#### Document excerpt ####
BAR HARBOR, Maine--()--Bar Harbor Bankshares (the “Company”) (NYSE MKT: BHB) the parent company of Bar Harbor Bank & Trust (the “Bank”), today announced record net income of $3.4 million for the third quarter of 2012, representing an increase of $358 thousand, or 11.9%, compared with the third quarter of 2011. Diluted earnings per share amounted to $0.86 for the quarter, compared with $0.77 in the third quarter of 2011, representing an increase of $0.09, or 11.7%. The Company’s annualized return on average shareholders’ equity amounted to 10.49% for the quarter, up from 10.45% in the third quarter of 2011. The Company’s third quarter return on average assets amounted to 1.05%, up from 1.04% in the third quarter of 2011.
For the nine months ended September 30, 2012, the Company reported record net income of $9.6 million, representing an increase of $984 thousand, or 11.4%, compared with the first nine months of 2011. Diluted earnings per share amounted to $2.46, representing an increase of $0.23, or 10.3%, compared with the first nine months of 2011. The Company’s annualized return on average shareholders’ equity amounted to 10.37% for the nine months ended September 30, 2012, compared with 10.60% for the same period in 2011. The Company’s annualized return on average assets amounted to 1.04%, up from 1.01% for the nine months ended September 30, 2011.
As previously announced, on August 10, 2012 the Bank acquired substantially all assets and assumed certain liabilities of Border Trust Company (“Border Trust”), a subsidiary of Border Bancshares, Inc., headquartered in Augusta, Maine. The Bank acquired $38.5 million of deposits and $33.6 million in loans, as well as three branch offices located in Kennebec and Sagadahoc Counties. The Bank paid a core deposit premium of 3.85%, or $1.1 million, and purchased the loan portfolio, excluding selected non-performing loans, at a discount of 2.16%, or $749 thousand. In connection with this transaction, the Bank recorded goodwill of $2.1 million and a core deposit intangible of $783 thousand, or 2.7% of core deposits. The Bank also recorded $829 thousand in non-recurring year-to-date expenses, of which $657 thousand were incurred in the third quarter, including employee severance, professional fees, and other conversion related items.
In making the announcement, the Company’s President and Chief Executive Officer, Joseph M. Murphy commented, “As we enter the last quarter of 2012, we are very pleased to report record quarterly and year-to-date earnings. Our third quarter performance was principally driven by meaningful increases in non-interest income and net interest income and a relatively stable net interest margin. Equally as important, we are pleased to report continued improvement in our credit quality metrics, with non-performing loans and other potential problem loans down 17% and 14%, respectively, from year end 2011.”
Mr. Murphy continued his remarks by saying, “In addition to record earnings performance, our third quarter was highlighted by our expansion into Kennebec and Sagadahoc counties. The Border Trust transaction was a logical step in our defined strategy to expand further south and west into markets with attractive demographics, long-term growth potential, and where we have already established significant commercial banking relationships. We are confident that Bar Harbor’s lending capacity, product diversity, and commitment to superior customer service will attract profitable growth opportunities in these markets.”
#### Recorded information ####
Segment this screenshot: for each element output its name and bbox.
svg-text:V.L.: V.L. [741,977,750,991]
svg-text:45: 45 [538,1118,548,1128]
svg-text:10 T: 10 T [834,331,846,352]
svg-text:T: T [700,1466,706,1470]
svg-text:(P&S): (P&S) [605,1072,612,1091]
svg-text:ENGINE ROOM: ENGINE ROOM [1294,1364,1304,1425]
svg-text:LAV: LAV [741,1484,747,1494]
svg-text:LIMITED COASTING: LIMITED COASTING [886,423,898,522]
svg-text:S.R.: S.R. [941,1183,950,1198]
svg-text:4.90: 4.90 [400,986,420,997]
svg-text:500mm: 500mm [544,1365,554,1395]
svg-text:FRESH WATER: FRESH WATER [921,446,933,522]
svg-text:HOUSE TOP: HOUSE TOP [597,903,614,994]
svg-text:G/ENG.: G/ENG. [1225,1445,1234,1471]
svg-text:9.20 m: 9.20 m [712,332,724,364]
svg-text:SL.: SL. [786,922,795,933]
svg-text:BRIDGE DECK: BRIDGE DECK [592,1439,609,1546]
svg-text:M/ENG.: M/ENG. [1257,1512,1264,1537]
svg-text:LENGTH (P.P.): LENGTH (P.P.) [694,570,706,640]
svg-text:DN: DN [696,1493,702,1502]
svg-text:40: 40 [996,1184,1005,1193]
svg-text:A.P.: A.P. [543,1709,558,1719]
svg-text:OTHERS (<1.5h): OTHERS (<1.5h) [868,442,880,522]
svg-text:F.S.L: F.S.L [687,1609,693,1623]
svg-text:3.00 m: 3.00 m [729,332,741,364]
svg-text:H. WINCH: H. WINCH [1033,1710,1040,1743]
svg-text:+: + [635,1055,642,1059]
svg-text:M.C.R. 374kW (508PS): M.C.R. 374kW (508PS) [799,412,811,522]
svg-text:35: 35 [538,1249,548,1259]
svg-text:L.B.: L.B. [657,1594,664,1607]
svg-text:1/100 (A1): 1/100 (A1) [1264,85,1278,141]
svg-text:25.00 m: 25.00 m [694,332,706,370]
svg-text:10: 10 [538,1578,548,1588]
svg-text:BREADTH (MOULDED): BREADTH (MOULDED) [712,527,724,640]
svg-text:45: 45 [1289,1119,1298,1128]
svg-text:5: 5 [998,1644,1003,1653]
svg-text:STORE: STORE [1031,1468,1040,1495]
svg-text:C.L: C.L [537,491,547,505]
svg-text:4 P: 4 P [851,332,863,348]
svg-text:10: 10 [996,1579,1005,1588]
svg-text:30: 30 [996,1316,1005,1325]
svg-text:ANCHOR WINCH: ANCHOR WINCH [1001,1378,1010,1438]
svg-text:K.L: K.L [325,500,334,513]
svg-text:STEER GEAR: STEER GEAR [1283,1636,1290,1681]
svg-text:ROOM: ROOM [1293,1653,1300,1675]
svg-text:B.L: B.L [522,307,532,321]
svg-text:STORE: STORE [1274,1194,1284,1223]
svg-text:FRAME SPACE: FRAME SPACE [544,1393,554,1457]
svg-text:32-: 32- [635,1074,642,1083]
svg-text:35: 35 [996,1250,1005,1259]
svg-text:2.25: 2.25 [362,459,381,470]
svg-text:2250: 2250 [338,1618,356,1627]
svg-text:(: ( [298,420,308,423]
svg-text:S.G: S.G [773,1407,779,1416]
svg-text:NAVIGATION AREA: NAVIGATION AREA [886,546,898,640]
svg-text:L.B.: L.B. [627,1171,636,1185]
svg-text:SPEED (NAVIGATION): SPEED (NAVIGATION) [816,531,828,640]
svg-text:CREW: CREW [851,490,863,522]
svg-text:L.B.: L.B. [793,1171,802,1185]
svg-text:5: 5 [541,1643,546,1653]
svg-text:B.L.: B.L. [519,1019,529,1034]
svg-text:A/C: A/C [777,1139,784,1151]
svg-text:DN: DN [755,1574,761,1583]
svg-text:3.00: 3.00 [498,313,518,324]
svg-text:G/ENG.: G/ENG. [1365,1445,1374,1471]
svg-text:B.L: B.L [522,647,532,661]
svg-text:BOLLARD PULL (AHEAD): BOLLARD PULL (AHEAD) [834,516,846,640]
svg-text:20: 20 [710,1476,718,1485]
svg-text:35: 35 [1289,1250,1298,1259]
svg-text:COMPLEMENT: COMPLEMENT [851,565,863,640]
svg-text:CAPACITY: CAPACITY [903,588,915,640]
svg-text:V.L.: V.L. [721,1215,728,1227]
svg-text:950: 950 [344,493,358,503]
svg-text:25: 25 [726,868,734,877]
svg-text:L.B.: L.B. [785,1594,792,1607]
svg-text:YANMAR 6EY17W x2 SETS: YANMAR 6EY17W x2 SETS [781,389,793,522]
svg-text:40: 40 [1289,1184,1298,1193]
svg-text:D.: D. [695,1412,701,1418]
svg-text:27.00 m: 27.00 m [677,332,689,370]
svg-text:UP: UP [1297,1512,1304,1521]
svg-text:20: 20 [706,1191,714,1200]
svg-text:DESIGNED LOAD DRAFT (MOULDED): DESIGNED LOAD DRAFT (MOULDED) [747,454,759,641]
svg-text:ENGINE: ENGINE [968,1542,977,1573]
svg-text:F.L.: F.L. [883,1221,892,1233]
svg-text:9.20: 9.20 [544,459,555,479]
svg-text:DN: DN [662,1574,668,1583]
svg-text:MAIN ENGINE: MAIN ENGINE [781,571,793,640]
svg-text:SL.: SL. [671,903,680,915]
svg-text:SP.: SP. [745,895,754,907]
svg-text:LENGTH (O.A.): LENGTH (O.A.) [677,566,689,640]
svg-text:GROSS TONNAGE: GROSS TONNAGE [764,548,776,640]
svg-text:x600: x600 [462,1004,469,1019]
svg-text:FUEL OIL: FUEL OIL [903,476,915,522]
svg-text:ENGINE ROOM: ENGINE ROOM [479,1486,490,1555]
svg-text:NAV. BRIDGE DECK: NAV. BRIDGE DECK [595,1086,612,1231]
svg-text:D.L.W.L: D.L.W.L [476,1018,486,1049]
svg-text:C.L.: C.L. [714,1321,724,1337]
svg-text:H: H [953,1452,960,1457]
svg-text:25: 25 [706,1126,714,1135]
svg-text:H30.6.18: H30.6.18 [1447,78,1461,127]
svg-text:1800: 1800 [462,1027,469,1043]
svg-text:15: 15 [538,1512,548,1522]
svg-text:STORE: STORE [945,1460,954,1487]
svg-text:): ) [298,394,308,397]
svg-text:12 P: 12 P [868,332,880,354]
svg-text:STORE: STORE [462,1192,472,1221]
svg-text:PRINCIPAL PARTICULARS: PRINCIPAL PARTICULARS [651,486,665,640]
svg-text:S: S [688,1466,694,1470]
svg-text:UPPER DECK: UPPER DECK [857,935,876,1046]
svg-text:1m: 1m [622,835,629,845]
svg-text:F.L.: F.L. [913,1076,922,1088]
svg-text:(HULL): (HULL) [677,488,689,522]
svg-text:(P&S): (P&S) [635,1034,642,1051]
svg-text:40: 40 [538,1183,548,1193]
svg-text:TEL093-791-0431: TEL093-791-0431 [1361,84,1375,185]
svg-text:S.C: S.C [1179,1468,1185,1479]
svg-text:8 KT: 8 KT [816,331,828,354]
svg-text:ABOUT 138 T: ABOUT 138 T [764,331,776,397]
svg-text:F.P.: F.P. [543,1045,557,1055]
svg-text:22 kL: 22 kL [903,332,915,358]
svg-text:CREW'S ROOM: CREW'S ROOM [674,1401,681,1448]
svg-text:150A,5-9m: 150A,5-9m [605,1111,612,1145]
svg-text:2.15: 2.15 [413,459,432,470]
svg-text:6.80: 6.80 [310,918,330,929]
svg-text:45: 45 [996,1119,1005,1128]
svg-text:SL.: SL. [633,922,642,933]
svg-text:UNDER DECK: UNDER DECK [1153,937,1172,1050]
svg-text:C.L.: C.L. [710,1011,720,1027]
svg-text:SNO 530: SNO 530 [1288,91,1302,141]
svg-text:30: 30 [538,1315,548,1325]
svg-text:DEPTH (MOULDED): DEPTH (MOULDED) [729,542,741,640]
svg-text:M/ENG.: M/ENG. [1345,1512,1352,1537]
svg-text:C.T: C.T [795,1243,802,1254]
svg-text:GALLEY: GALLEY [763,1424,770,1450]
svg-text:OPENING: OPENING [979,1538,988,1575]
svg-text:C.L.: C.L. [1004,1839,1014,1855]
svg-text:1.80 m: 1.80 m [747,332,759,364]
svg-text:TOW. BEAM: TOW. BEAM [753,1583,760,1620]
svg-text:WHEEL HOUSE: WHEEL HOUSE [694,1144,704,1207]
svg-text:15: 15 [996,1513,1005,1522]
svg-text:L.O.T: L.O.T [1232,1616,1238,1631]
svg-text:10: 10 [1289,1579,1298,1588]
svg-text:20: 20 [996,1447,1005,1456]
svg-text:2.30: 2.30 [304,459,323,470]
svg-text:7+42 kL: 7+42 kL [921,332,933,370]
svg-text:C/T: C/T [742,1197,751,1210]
####
To be done
• 1. Name every company that the Bar Harbor Bankshares earnings release mentions by name.
• 2. Rewrite the listing's lines as a numbered list without blank lines. Begin at the first line of the listing and stop after the line that contains "svg-text:FRESH WATER: FRESH".

Results by task
• 1.
- Bar Harbor Bankshares
- Bar Harbor Bank & Trust
- Border Trust Company
- Border Bancshares, Inc.

• 2.
1. Segment this screenshot: for each element output its name and bbox.
2. svg-text:V.L.: V.L. [741,977,750,991]
3. svg-text:45: 45 [538,1118,548,1128]
4. svg-text:10 T: 10 T [834,331,846,352]
5. svg-text:T: T [700,1466,706,1470]
6. svg-text:(P&S): (P&S) [605,1072,612,1091]
7. svg-text:ENGINE ROOM: ENGINE ROOM [1294,1364,1304,1425]
8. svg-text:LAV: LAV [741,1484,747,1494]
9. svg-text:LIMITED COASTING: LIMITED COASTING [886,423,898,522]
10. svg-text:S.R.: S.R. [941,1183,950,1198]
11. svg-text:4.90: 4.90 [400,986,420,997]
12. svg-text:500mm: 500mm [544,1365,554,1395]
13. svg-text:FRESH WATER: FRESH WATER [921,446,933,522]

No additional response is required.